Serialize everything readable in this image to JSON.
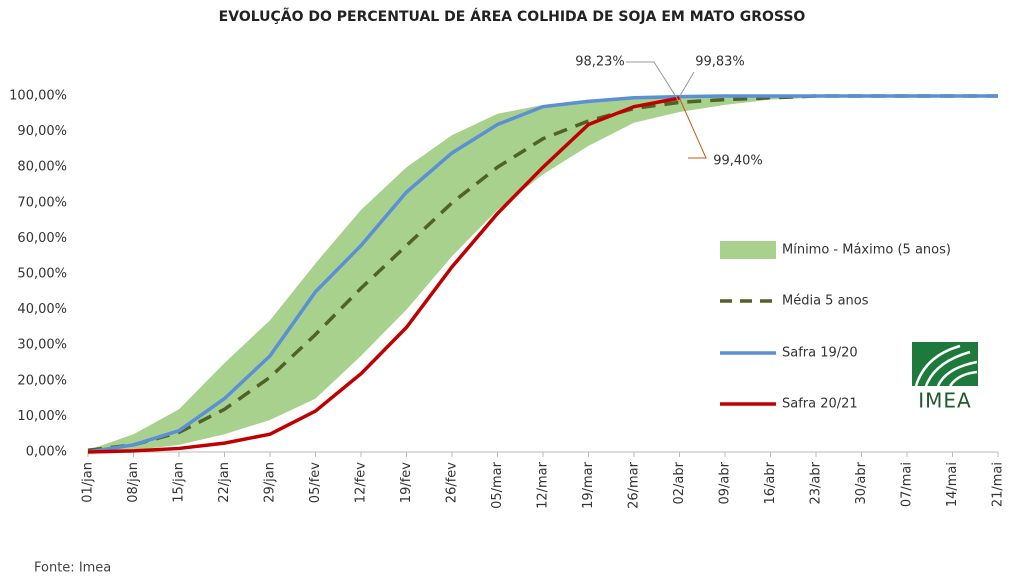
{
  "chart_data": {
    "type": "line",
    "title": "EVOLUÇÃO DO PERCENTUAL DE ÁREA COLHIDA DE SOJA EM MATO GROSSO",
    "categories": [
      "01/jan",
      "08/jan",
      "15/jan",
      "22/jan",
      "29/jan",
      "05/fev",
      "12/fev",
      "19/fev",
      "26/fev",
      "05/mar",
      "12/mar",
      "19/mar",
      "26/mar",
      "02/abr",
      "09/abr",
      "16/abr",
      "23/abr",
      "30/abr",
      "07/mai",
      "14/mai",
      "21/mai"
    ],
    "series": [
      {
        "name": "Mínimo - Máximo (5 anos)",
        "color": "#a9d18e",
        "style": "band",
        "low": [
          0,
          0.5,
          2,
          5,
          9,
          15,
          27,
          40,
          55,
          68,
          78,
          86,
          92.5,
          95.5,
          97.5,
          99,
          99.5,
          100,
          100,
          100,
          100
        ],
        "high": [
          0.5,
          5,
          12,
          25,
          37,
          53,
          68,
          80,
          89,
          95,
          97.5,
          99,
          99.5,
          100,
          100,
          100,
          100,
          100,
          100,
          100,
          100
        ]
      },
      {
        "name": "Média 5 anos",
        "color": "#4f6228",
        "style": "dashed",
        "values": [
          0.5,
          2,
          5.5,
          12,
          21,
          33,
          46,
          58,
          70,
          80,
          88,
          93,
          96.5,
          98.23,
          99,
          99.5,
          100,
          100,
          100,
          100,
          100
        ],
        "value_labels": [
          null,
          null,
          null,
          null,
          null,
          null,
          null,
          null,
          null,
          null,
          null,
          null,
          null,
          "98,23%",
          null,
          null,
          null,
          null,
          null,
          null,
          null
        ]
      },
      {
        "name": "Safra 19/20",
        "color": "#5b8fd6",
        "style": "solid",
        "values": [
          0,
          2,
          6,
          15,
          27,
          45,
          58,
          73,
          84,
          92,
          97,
          98.5,
          99.5,
          99.83,
          100,
          100,
          100,
          100,
          100,
          100,
          100
        ],
        "value_labels": [
          null,
          null,
          null,
          null,
          null,
          null,
          null,
          null,
          null,
          null,
          null,
          null,
          null,
          "99,83%",
          null,
          null,
          null,
          null,
          null,
          null,
          null
        ]
      },
      {
        "name": "Safra 20/21",
        "color": "#c00000",
        "style": "solid",
        "values": [
          0,
          0.3,
          1,
          2.5,
          5,
          11.5,
          22,
          35,
          52,
          67,
          80,
          92,
          97,
          99.4,
          null,
          null,
          null,
          null,
          null,
          null,
          null
        ],
        "value_labels": [
          null,
          null,
          null,
          null,
          null,
          null,
          null,
          null,
          null,
          null,
          null,
          null,
          null,
          "99,40%",
          null,
          null,
          null,
          null,
          null,
          null,
          null
        ]
      }
    ],
    "ylim": [
      0,
      100
    ],
    "yticks": [
      {
        "value": 0,
        "label": "0,00%"
      },
      {
        "value": 10,
        "label": "10,00%"
      },
      {
        "value": 20,
        "label": "20,00%"
      },
      {
        "value": 30,
        "label": "30,00%"
      },
      {
        "value": 40,
        "label": "40,00%"
      },
      {
        "value": 50,
        "label": "50,00%"
      },
      {
        "value": 60,
        "label": "60,00%"
      },
      {
        "value": 70,
        "label": "70,00%"
      },
      {
        "value": 80,
        "label": "80,00%"
      },
      {
        "value": 90,
        "label": "90,00%"
      },
      {
        "value": 100,
        "label": "100,00%"
      }
    ],
    "grid": false,
    "legend": "right",
    "logo": "IMEA",
    "source": "Fonte: Imea"
  }
}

══════

▶ _What is required_:
Select all lines with the word "style" from the entries above.

▶ _Solution to this task_:
        "style": "band",
        "style": "dashed",
        "style": "solid",
        "style": "solid",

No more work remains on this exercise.